== Data for this exercise ==
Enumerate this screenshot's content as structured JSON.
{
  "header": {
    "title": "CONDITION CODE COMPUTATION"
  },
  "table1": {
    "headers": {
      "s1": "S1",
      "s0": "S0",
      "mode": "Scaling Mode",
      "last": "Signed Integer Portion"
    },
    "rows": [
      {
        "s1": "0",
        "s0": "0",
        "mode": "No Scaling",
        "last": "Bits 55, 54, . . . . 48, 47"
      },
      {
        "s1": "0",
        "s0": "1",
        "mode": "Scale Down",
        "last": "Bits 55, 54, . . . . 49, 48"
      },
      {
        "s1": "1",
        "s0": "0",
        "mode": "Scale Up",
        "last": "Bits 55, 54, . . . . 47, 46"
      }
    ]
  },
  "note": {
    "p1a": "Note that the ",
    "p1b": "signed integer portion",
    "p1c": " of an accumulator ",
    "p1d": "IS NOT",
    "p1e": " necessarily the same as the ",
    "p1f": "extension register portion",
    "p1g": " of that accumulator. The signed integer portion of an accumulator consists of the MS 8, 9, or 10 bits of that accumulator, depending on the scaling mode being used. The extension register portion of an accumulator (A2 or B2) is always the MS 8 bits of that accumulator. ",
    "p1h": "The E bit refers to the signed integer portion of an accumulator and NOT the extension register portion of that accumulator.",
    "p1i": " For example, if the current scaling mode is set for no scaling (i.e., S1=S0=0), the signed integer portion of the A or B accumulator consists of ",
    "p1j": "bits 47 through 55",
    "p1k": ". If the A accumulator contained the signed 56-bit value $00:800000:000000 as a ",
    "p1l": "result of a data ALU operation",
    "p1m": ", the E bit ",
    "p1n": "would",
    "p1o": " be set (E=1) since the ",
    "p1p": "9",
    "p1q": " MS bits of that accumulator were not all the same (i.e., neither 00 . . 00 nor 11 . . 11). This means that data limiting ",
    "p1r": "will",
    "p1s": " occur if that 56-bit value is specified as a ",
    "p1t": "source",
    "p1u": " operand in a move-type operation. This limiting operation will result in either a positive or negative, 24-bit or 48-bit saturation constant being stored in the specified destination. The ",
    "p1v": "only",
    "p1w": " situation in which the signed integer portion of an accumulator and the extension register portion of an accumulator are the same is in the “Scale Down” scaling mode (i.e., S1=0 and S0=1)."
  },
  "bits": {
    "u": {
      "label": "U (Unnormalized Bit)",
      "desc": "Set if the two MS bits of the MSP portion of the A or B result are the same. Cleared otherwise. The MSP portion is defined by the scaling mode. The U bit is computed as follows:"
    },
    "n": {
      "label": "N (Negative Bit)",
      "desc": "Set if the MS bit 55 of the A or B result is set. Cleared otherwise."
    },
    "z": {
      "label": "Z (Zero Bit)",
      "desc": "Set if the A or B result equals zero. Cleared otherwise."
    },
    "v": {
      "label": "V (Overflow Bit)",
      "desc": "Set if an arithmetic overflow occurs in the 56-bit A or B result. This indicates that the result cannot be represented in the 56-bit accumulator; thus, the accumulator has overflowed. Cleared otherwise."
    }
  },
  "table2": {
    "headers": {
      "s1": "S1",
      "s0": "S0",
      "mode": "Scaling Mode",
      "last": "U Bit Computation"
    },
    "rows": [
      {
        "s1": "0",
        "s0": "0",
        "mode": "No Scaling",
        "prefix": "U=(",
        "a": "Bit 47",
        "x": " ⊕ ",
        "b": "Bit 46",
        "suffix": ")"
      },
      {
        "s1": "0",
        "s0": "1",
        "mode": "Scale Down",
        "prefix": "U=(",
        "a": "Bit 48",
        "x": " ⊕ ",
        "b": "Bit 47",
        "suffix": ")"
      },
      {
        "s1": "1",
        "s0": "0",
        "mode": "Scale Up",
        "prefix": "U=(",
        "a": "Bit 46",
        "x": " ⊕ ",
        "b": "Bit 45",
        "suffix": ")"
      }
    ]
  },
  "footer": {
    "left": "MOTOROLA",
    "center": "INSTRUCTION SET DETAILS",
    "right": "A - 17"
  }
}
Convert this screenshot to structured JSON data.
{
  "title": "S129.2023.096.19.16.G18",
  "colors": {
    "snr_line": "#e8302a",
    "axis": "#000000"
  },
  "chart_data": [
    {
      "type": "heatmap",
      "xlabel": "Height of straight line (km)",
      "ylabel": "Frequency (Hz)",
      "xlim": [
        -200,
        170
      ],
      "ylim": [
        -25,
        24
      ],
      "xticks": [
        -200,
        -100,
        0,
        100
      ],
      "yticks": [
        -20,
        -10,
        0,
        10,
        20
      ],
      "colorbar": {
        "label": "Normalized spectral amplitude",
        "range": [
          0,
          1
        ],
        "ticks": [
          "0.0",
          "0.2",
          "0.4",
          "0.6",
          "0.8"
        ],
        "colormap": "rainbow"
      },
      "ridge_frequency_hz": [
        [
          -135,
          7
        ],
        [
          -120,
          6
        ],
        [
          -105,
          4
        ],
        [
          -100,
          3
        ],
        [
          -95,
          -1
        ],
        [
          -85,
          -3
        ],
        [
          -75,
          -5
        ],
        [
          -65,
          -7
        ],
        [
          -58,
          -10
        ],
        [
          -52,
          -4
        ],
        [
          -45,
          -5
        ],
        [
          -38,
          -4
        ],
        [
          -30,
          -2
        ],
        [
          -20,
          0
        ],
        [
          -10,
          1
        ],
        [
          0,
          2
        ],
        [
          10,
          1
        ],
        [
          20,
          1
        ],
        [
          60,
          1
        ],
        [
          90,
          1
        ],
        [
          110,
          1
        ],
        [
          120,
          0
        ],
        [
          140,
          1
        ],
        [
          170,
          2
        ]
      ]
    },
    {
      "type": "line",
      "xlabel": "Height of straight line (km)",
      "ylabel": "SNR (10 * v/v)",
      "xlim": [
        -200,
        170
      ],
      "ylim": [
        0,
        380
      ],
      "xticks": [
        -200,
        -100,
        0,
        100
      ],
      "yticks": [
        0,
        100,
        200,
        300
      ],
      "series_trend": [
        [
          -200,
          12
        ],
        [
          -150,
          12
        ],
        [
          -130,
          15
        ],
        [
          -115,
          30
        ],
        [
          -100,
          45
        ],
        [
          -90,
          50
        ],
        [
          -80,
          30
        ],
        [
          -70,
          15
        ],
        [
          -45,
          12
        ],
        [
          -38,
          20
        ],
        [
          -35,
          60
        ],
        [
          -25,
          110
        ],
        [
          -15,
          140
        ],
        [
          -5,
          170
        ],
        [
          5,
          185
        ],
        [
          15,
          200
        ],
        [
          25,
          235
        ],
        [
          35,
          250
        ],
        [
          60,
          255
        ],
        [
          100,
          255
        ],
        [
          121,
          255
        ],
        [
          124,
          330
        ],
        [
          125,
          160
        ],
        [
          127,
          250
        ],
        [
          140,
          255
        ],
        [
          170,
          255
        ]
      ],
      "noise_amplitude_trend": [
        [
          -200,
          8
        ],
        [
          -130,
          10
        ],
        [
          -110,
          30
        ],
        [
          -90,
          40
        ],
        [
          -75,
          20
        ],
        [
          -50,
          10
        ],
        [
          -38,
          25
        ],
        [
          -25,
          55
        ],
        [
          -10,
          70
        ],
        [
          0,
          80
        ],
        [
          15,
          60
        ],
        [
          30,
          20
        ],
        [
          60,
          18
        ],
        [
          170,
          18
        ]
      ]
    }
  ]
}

== To do ==
Which lines in the data above contain "JSON"? Show each one.

== Worked answer ==
Enumerate this screenshot's content as structured JSON.
Convert this screenshot to structured JSON data.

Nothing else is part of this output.